_Things to do:_
[1] List the reasons the passage on rTMS and heart rate gives for believing that nonspecific effects of rTMS did not affect the results.
[2] In the passage on rTMS and heart rate, what name do the authors propose for their new method?
[3] Extend the passage on rTMS and heart rate, picking up after its last sentence.

_Text segment:_
# # # # #

Despite the limitations, there are at least 3 good reasons to believe that the TMS protocol has direct effects on the frontal-vagal system and that nonspecific effects of rTMS, such as somatosensory stimulation, are unlikely to have affected the results:

• 1.In study 2, the HBC effect demonstrated clear site specificity. For nonspecific effects, a similar effect on the HR would have been expected for all 4 stimulated locations.
• 2.In addition, discomfort/pain at the stimulation site could affect HR, but mostly by sympathetic activation, and thus HR increases (28). Therefore, HR decelerations during rTMS stimulation can be interpreted as a specific effect on the frontal-vagal system.
• 3.Finally, in earlier work (29), rTMS was applied in anesthetized rats, and they found HR decelerations after active stimulation but not sham, emphasizing active signaling rather than just the effect of pain.

Our findings suggest that the use of rTMS-induced HBC might be a valuable method for rTMS target engagement of the frontal-vagal pathway. Given this novel approach deviates substantially from the earlier published NCG-TMS studies, we propose to refer to this method as NCG-TMS 2.0 or heart-brain coupling. In previous studies, it was shown that the effects of rTMS on HR are similar between healthy subjects and patients with MDD (5, 6, 7, 8, 9), which demonstrates the possible clinical implications of this novel method for target stratification in patients with MDD. In line with the suggestions by (9), this method could specifically be used to stratify patients with MDD between one of the two evidence-based stimulation clusters: the Beam and 5CM cluster. Large effectiveness studies have demonstrated comparable response (47%–58%) and remission (29%–37%) rates for these clusters (24,30); thus, NCG-TMS 2.0 could be used to effectively address interindividual differences between patients with MDD and stratify patients to their optimal rTMS target. This could enhance response and remission rates on an individual level, while adhering to validated rTMS protocols, as both targets are widely implemented in clinical practice.

# # # # #

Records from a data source
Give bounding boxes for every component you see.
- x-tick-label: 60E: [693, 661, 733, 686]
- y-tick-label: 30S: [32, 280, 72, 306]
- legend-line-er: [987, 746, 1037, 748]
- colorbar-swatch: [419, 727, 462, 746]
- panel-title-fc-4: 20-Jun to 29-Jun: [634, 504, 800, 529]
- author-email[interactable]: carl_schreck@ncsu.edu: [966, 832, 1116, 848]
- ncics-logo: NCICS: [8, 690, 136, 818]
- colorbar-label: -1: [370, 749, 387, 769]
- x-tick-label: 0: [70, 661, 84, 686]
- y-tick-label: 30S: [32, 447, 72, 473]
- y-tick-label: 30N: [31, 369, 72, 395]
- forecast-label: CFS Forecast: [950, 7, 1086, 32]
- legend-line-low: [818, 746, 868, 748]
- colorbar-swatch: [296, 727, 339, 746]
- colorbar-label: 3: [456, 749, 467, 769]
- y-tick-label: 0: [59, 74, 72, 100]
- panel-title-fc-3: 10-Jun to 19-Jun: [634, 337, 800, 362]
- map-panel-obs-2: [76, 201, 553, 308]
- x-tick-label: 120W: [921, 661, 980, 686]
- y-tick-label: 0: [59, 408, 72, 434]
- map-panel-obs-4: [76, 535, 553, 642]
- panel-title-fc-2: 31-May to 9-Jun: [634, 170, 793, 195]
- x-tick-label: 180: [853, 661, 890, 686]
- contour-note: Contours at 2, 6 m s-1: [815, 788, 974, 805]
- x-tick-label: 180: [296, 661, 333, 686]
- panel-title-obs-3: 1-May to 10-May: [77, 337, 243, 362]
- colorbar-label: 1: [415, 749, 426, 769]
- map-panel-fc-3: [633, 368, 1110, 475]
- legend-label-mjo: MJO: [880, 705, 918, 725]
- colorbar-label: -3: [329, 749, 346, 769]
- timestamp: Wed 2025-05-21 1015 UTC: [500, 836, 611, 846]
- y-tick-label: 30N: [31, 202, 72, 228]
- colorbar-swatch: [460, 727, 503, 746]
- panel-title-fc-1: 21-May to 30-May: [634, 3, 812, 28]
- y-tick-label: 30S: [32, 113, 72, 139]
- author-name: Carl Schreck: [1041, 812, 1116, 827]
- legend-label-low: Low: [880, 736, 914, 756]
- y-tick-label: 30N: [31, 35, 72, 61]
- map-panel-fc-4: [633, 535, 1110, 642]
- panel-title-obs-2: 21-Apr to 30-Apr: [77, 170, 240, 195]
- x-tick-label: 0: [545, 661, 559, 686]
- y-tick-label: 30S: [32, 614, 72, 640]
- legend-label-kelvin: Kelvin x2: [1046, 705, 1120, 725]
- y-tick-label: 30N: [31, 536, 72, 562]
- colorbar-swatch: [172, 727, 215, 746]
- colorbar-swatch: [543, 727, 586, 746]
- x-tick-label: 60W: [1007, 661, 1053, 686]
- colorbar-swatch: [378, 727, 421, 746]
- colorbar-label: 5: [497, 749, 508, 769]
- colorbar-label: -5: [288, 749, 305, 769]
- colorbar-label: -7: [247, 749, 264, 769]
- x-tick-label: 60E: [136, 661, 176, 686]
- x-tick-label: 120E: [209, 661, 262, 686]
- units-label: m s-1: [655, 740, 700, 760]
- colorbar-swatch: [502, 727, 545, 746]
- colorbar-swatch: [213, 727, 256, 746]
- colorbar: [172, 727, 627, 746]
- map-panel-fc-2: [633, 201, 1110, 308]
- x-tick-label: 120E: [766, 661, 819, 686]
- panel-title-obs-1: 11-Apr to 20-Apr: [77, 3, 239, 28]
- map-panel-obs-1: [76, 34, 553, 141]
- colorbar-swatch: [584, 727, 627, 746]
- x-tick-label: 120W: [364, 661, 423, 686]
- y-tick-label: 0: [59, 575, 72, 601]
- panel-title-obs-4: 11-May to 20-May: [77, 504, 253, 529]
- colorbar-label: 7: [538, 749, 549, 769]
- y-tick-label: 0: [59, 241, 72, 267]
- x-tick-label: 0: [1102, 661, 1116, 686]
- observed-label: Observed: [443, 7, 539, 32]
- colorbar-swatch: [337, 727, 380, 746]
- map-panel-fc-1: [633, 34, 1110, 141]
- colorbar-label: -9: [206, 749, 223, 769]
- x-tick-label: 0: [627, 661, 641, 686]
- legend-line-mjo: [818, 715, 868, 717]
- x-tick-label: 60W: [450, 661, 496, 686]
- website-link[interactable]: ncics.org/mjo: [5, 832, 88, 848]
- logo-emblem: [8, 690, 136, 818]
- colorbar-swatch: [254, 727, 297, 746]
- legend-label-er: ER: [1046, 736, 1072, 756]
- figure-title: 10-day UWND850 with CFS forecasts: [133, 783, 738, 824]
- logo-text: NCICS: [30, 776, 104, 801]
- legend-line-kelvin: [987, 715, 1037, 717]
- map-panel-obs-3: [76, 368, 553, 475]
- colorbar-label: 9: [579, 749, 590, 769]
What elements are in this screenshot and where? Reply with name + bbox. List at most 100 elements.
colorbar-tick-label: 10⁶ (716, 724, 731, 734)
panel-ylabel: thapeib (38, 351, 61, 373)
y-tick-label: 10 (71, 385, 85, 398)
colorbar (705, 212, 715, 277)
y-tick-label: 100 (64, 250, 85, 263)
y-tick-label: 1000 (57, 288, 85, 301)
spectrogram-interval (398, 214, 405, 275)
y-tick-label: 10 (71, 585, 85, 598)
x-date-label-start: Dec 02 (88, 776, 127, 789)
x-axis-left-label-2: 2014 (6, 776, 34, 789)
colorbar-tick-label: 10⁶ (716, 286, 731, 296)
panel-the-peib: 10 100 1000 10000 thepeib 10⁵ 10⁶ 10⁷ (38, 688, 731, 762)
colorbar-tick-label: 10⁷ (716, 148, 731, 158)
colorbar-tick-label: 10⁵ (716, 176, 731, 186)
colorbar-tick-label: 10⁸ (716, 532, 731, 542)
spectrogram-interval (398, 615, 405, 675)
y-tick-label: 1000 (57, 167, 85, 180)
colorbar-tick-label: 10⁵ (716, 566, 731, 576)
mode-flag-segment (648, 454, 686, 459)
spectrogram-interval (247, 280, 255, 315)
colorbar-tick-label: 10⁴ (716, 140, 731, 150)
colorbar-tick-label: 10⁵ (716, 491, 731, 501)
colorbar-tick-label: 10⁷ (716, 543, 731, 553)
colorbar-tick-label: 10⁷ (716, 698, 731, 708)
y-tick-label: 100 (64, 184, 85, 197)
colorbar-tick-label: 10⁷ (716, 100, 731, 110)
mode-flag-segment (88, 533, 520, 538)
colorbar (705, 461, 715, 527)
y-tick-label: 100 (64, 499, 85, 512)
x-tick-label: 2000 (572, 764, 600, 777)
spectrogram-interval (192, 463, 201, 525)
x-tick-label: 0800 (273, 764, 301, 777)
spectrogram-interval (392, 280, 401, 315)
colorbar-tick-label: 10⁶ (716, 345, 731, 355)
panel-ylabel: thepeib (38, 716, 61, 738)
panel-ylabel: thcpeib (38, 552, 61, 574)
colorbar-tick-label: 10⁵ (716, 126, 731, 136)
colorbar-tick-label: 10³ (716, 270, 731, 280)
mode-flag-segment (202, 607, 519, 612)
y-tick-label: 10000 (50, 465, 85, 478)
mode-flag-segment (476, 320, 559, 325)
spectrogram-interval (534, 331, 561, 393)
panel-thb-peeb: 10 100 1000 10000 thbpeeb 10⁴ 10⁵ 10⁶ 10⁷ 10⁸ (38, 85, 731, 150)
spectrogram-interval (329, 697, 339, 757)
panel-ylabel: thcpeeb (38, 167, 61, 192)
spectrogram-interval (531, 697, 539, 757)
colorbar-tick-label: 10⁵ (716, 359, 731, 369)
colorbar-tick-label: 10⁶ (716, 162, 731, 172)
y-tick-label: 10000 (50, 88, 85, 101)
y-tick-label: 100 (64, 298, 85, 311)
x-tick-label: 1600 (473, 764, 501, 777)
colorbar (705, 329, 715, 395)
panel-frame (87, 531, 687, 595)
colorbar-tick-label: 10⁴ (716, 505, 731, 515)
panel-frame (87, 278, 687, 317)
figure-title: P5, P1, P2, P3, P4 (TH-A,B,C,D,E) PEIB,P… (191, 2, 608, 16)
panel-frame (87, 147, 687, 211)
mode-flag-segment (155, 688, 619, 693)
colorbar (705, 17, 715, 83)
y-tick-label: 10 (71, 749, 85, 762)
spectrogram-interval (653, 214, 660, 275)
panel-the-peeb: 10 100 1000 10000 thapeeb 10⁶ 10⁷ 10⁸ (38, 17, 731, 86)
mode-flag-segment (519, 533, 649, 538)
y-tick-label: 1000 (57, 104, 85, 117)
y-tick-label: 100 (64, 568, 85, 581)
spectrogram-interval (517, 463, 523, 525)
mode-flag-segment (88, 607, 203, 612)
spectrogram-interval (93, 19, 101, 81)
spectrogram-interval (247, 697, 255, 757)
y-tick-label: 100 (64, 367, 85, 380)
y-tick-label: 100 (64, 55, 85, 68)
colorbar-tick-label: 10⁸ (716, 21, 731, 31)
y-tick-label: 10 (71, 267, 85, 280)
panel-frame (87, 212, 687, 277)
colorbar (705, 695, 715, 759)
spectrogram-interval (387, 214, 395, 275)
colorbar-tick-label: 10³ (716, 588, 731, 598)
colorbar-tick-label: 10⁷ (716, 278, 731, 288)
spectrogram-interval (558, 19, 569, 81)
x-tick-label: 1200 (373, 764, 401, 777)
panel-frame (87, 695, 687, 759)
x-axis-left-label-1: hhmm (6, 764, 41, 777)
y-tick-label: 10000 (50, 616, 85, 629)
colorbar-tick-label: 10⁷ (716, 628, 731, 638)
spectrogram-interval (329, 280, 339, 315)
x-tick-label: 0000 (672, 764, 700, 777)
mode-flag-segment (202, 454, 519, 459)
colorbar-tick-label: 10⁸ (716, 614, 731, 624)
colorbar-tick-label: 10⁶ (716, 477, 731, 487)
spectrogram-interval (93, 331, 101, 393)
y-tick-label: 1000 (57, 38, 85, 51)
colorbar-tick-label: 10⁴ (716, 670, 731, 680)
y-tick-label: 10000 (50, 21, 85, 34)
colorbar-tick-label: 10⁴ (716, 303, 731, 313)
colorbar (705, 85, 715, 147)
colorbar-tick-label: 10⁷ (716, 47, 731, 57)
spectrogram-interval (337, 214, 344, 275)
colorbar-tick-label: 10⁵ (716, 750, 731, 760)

# # # # #

_Results of the tasks:_
[1]
1. In study 2, the HBC effect was clearly site specific. Nonspecific effects would have produced a similar heart rate effect at all 4 stimulated locations.
2. Discomfort or pain at the stimulation site mostly raises heart rate through sympathetic activation. Heart rate slowing during rTMS therefore points to a specific effect on the frontal-vagal system.
3. Earlier work in anesthetized rats found heart rate slowing after active stimulation but not after sham stimulation.

[2] They propose calling it NCG-TMS 2.0 or heart-brain coupling.

[3]
Future studies should focus on replicating these findings in larger samples and investigate whether NCG-TMS 2.0 should be used for rTMS target stratification and for probing the FT patients in MDD to improve treatment outcomes. Further research should focus on optimization of other rTMS parameters as well, such as frequency of stimulation. In addition, the potential of NCG-TMS 2.0 could be investigated further for TMS in other (cognitive) applications. The current study will hopefully aid to individualize rTMS treatment and might have important implications for the field of stratified psychiatry. NCG-TMS may become for the prefrontal cortex, what the thumb twitch is for the motor system.